Labeled region entries
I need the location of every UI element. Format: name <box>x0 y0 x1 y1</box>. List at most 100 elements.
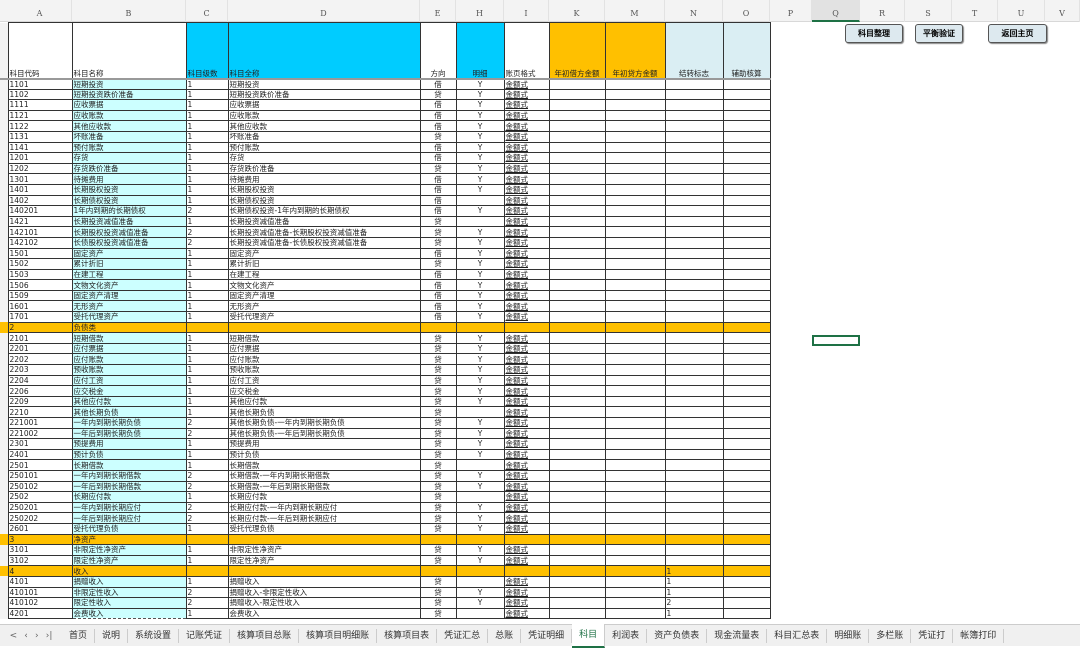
direction-cell[interactable]: 贷 <box>419 258 457 270</box>
initial-credit-cell[interactable] <box>604 459 666 471</box>
row-header[interactable] <box>0 449 8 460</box>
initial-debit-cell[interactable] <box>548 607 606 620</box>
ledger-format-cell[interactable]: 金额式 <box>503 491 550 503</box>
column-header-Q[interactable]: Q <box>812 0 860 22</box>
ledger-format-cell[interactable]: 金额式 <box>503 88 550 101</box>
account-level-cell[interactable]: 2 <box>185 501 229 514</box>
aux-accounting-cell[interactable] <box>722 268 771 281</box>
carry-flag-cell[interactable] <box>664 353 724 366</box>
initial-credit-cell[interactable] <box>604 491 666 503</box>
account-level-cell[interactable]: 1 <box>185 438 229 450</box>
account-full-name-cell[interactable]: 捐赠收入-非限定性收入 <box>227 586 421 599</box>
initial-credit-cell[interactable] <box>604 427 666 440</box>
detail-flag-cell[interactable]: Y <box>455 258 505 270</box>
aux-accounting-cell[interactable] <box>722 480 771 493</box>
account-level-cell[interactable]: 2 <box>185 226 229 238</box>
account-full-name-cell[interactable]: 预收账款 <box>227 364 421 376</box>
account-code-cell[interactable]: 2203 <box>7 364 73 376</box>
initial-credit-cell[interactable] <box>604 597 666 609</box>
initial-debit-cell[interactable] <box>548 300 606 313</box>
ledger-format-cell[interactable]: 金额式 <box>503 438 550 450</box>
account-level-cell[interactable] <box>185 321 229 334</box>
carry-flag-cell[interactable] <box>664 120 724 132</box>
account-name-cell[interactable]: 预计负债 <box>71 448 187 461</box>
initial-credit-cell[interactable] <box>604 501 666 514</box>
account-level-cell[interactable]: 1 <box>185 300 229 313</box>
row-header[interactable] <box>0 89 8 100</box>
account-code-cell[interactable]: 250201 <box>7 501 73 514</box>
aux-accounting-cell[interactable] <box>722 194 771 207</box>
direction-cell[interactable]: 贷 <box>419 575 457 588</box>
sheet-tab[interactable]: 凭证打 <box>911 628 954 643</box>
initial-credit-cell[interactable] <box>604 385 666 397</box>
sheet-tab[interactable]: 科目 <box>572 623 606 648</box>
initial-debit-cell[interactable] <box>548 459 606 471</box>
account-code-cell[interactable]: 410102 <box>7 597 73 609</box>
aux-accounting-cell[interactable] <box>722 88 771 101</box>
direction-cell[interactable]: 贷 <box>419 469 457 482</box>
detail-flag-cell[interactable]: Y <box>455 226 505 238</box>
ledger-format-cell[interactable]: 金额式 <box>503 459 550 471</box>
account-full-name-cell[interactable]: 捐赠收入 <box>227 575 421 588</box>
initial-credit-cell[interactable] <box>604 120 666 132</box>
account-level-cell[interactable]: 1 <box>185 215 229 228</box>
account-full-name-cell[interactable]: 非限定性净资产 <box>227 544 421 556</box>
row-header[interactable] <box>0 142 8 153</box>
carry-flag-cell[interactable] <box>664 522 724 535</box>
account-code-cell[interactable]: 250202 <box>7 512 73 524</box>
row-header[interactable] <box>0 120 8 132</box>
sheet-tab[interactable]: 利润表 <box>605 628 648 643</box>
initial-debit-cell[interactable] <box>548 173 606 185</box>
carry-flag-cell[interactable] <box>664 406 724 418</box>
initial-debit-cell[interactable] <box>548 597 606 609</box>
sheet-tab[interactable]: 系统设置 <box>128 628 180 643</box>
account-level-cell[interactable]: 1 <box>185 385 229 397</box>
account-full-name-cell[interactable]: 其他长期负债-一年内到期长期负债 <box>227 417 421 429</box>
detail-flag-cell[interactable] <box>455 459 505 471</box>
aux-accounting-cell[interactable] <box>722 512 771 524</box>
account-code-cell[interactable]: 142102 <box>7 236 73 249</box>
aux-accounting-cell[interactable] <box>722 374 771 387</box>
carry-flag-cell[interactable] <box>664 459 724 471</box>
initial-debit-cell[interactable] <box>548 183 606 196</box>
ledger-format-cell[interactable]: 金额式 <box>503 247 550 260</box>
aux-accounting-cell[interactable] <box>722 533 771 546</box>
aux-accounting-cell[interactable] <box>722 353 771 366</box>
initial-debit-cell[interactable] <box>548 311 606 323</box>
initial-credit-cell[interactable] <box>604 258 666 270</box>
direction-cell[interactable]: 贷 <box>419 522 457 535</box>
direction-cell[interactable]: 贷 <box>419 130 457 143</box>
row-header[interactable] <box>0 523 8 535</box>
row-header[interactable] <box>0 544 8 556</box>
account-level-cell[interactable]: 1 <box>185 342 229 355</box>
initial-credit-cell[interactable] <box>604 289 666 302</box>
account-name-cell[interactable]: 预收账款 <box>71 364 187 376</box>
carry-flag-cell[interactable] <box>664 311 724 323</box>
detail-flag-cell[interactable] <box>455 491 505 503</box>
ledger-format-cell[interactable]: 金额式 <box>503 120 550 132</box>
row-header[interactable] <box>0 364 8 376</box>
initial-credit-cell[interactable] <box>604 236 666 249</box>
initial-debit-cell[interactable] <box>548 480 606 493</box>
carry-flag-cell[interactable] <box>664 173 724 185</box>
account-code-cell[interactable]: 1402 <box>7 194 73 207</box>
carry-flag-cell[interactable]: 1 <box>664 575 724 588</box>
header-K[interactable]: 年初借方金额 <box>548 22 606 80</box>
aux-accounting-cell[interactable] <box>722 215 771 228</box>
account-full-name-cell[interactable]: 坏账准备 <box>227 130 421 143</box>
aux-accounting-cell[interactable] <box>722 438 771 450</box>
aux-accounting-cell[interactable] <box>722 364 771 376</box>
account-name-cell[interactable]: 一年后到期长期应付 <box>71 512 187 524</box>
account-level-cell[interactable]: 2 <box>185 469 229 482</box>
detail-flag-cell[interactable]: Y <box>455 88 505 101</box>
account-level-cell[interactable]: 2 <box>185 417 229 429</box>
account-name-cell[interactable]: 长期债权投资 <box>71 194 187 207</box>
account-name-cell[interactable]: 一年内到期长期应付 <box>71 501 187 514</box>
detail-flag-cell[interactable]: Y <box>455 152 505 164</box>
account-name-cell[interactable]: 固定资产清理 <box>71 289 187 302</box>
ledger-format-cell[interactable]: 金额式 <box>503 258 550 270</box>
account-level-cell[interactable]: 1 <box>185 311 229 323</box>
account-full-name-cell[interactable]: 无形资产 <box>227 300 421 313</box>
initial-debit-cell[interactable] <box>548 78 606 90</box>
row-header[interactable] <box>0 512 8 524</box>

**Exercise instructions:**
Quote the full listing above word for word, leaving out the picture.

**Task result:**
I need the location of every UI element. Format: name <box>x0 y0 x1 y1</box>. List at most 100 elements.
direction-cell[interactable]: 贷 <box>419 258 457 270</box>
initial-credit-cell[interactable] <box>604 459 666 471</box>
row-header[interactable] <box>0 449 8 460</box>
initial-debit-cell[interactable] <box>548 607 606 620</box>
ledger-format-cell[interactable]: 金额式 <box>503 491 550 503</box>
column-header-Q[interactable]: Q <box>812 0 860 22</box>
ledger-format-cell[interactable]: 金额式 <box>503 88 550 101</box>
account-level-cell[interactable]: 2 <box>185 501 229 514</box>
aux-accounting-cell[interactable] <box>722 268 771 281</box>
carry-flag-cell[interactable] <box>664 353 724 366</box>
initial-credit-cell[interactable] <box>604 491 666 503</box>
account-level-cell[interactable]: 1 <box>185 438 229 450</box>
account-full-name-cell[interactable]: 捐赠收入-非限定性收入 <box>227 586 421 599</box>
initial-credit-cell[interactable] <box>604 427 666 440</box>
detail-flag-cell[interactable]: Y <box>455 258 505 270</box>
aux-accounting-cell[interactable] <box>722 480 771 493</box>
account-level-cell[interactable]: 2 <box>185 226 229 238</box>
account-full-name-cell[interactable]: 预收账款 <box>227 364 421 376</box>
account-code-cell[interactable]: 2203 <box>7 364 73 376</box>
initial-credit-cell[interactable] <box>604 597 666 609</box>
initial-debit-cell[interactable] <box>548 300 606 313</box>
ledger-format-cell[interactable]: 金额式 <box>503 438 550 450</box>
account-level-cell[interactable] <box>185 321 229 334</box>
carry-flag-cell[interactable] <box>664 120 724 132</box>
account-name-cell[interactable]: 预计负债 <box>71 448 187 461</box>
initial-credit-cell[interactable] <box>604 501 666 514</box>
account-level-cell[interactable]: 1 <box>185 300 229 313</box>
row-header[interactable] <box>0 89 8 100</box>
account-code-cell[interactable]: 250201 <box>7 501 73 514</box>
aux-accounting-cell[interactable] <box>722 194 771 207</box>
direction-cell[interactable]: 贷 <box>419 575 457 588</box>
sheet-tab[interactable]: 凭证打 <box>911 628 954 643</box>
initial-credit-cell[interactable] <box>604 385 666 397</box>
sheet-tab[interactable]: 科目 <box>572 623 606 648</box>
initial-debit-cell[interactable] <box>548 459 606 471</box>
account-code-cell[interactable]: 410102 <box>7 597 73 609</box>
aux-accounting-cell[interactable] <box>722 88 771 101</box>
direction-cell[interactable]: 贷 <box>419 469 457 482</box>
detail-flag-cell[interactable]: Y <box>455 226 505 238</box>
ledger-format-cell[interactable]: 金额式 <box>503 459 550 471</box>
account-full-name-cell[interactable]: 捐赠收入 <box>227 575 421 588</box>
initial-credit-cell[interactable] <box>604 120 666 132</box>
account-level-cell[interactable]: 1 <box>185 215 229 228</box>
account-full-name-cell[interactable]: 非限定性净资产 <box>227 544 421 556</box>
row-header[interactable] <box>0 142 8 153</box>
carry-flag-cell[interactable] <box>664 522 724 535</box>
account-code-cell[interactable]: 250202 <box>7 512 73 524</box>
row-header[interactable] <box>0 120 8 132</box>
sheet-tab[interactable]: 利润表 <box>605 628 648 643</box>
initial-debit-cell[interactable] <box>548 173 606 185</box>
carry-flag-cell[interactable] <box>664 406 724 418</box>
initial-debit-cell[interactable] <box>548 597 606 609</box>
sheet-tab[interactable]: 系统设置 <box>128 628 180 643</box>
account-level-cell[interactable]: 1 <box>185 385 229 397</box>
account-full-name-cell[interactable]: 其他长期负债-一年内到期长期负债 <box>227 417 421 429</box>
detail-flag-cell[interactable] <box>455 459 505 471</box>
aux-accounting-cell[interactable] <box>722 512 771 524</box>
account-code-cell[interactable]: 142102 <box>7 236 73 249</box>
aux-accounting-cell[interactable] <box>722 374 771 387</box>
carry-flag-cell[interactable] <box>664 459 724 471</box>
initial-debit-cell[interactable] <box>548 183 606 196</box>
ledger-format-cell[interactable]: 金额式 <box>503 247 550 260</box>
aux-accounting-cell[interactable] <box>722 533 771 546</box>
aux-accounting-cell[interactable] <box>722 353 771 366</box>
initial-debit-cell[interactable] <box>548 311 606 323</box>
initial-credit-cell[interactable] <box>604 258 666 270</box>
direction-cell[interactable]: 贷 <box>419 522 457 535</box>
direction-cell[interactable]: 贷 <box>419 130 457 143</box>
row-header[interactable] <box>0 523 8 535</box>
row-header[interactable] <box>0 544 8 556</box>
account-level-cell[interactable]: 1 <box>185 342 229 355</box>
initial-credit-cell[interactable] <box>604 289 666 302</box>
account-name-cell[interactable]: 预收账款 <box>71 364 187 376</box>
carry-flag-cell[interactable] <box>664 311 724 323</box>
detail-flag-cell[interactable] <box>455 491 505 503</box>
ledger-format-cell[interactable]: 金额式 <box>503 120 550 132</box>
row-header[interactable] <box>0 364 8 376</box>
initial-credit-cell[interactable] <box>604 236 666 249</box>
initial-debit-cell[interactable] <box>548 480 606 493</box>
carry-flag-cell[interactable] <box>664 173 724 185</box>
account-code-cell[interactable]: 1402 <box>7 194 73 207</box>
carry-flag-cell[interactable]: 1 <box>664 575 724 588</box>
header-K[interactable]: 年初借方金额 <box>548 22 606 80</box>
aux-accounting-cell[interactable] <box>722 215 771 228</box>
account-full-name-cell[interactable]: 坏账准备 <box>227 130 421 143</box>
aux-accounting-cell[interactable] <box>722 438 771 450</box>
aux-accounting-cell[interactable] <box>722 364 771 376</box>
account-name-cell[interactable]: 一年后到期长期应付 <box>71 512 187 524</box>
account-level-cell[interactable]: 2 <box>185 469 229 482</box>
detail-flag-cell[interactable]: Y <box>455 88 505 101</box>
account-level-cell[interactable]: 2 <box>185 417 229 429</box>
account-name-cell[interactable]: 长期债权投资 <box>71 194 187 207</box>
account-name-cell[interactable]: 一年内到期长期应付 <box>71 501 187 514</box>
detail-flag-cell[interactable]: Y <box>455 152 505 164</box>
account-name-cell[interactable]: 固定资产清理 <box>71 289 187 302</box>
ledger-format-cell[interactable]: 金额式 <box>503 258 550 270</box>
account-level-cell[interactable]: 1 <box>185 311 229 323</box>
account-full-name-cell[interactable]: 无形资产 <box>227 300 421 313</box>
initial-debit-cell[interactable] <box>548 78 606 90</box>
row-header[interactable] <box>0 512 8 524</box>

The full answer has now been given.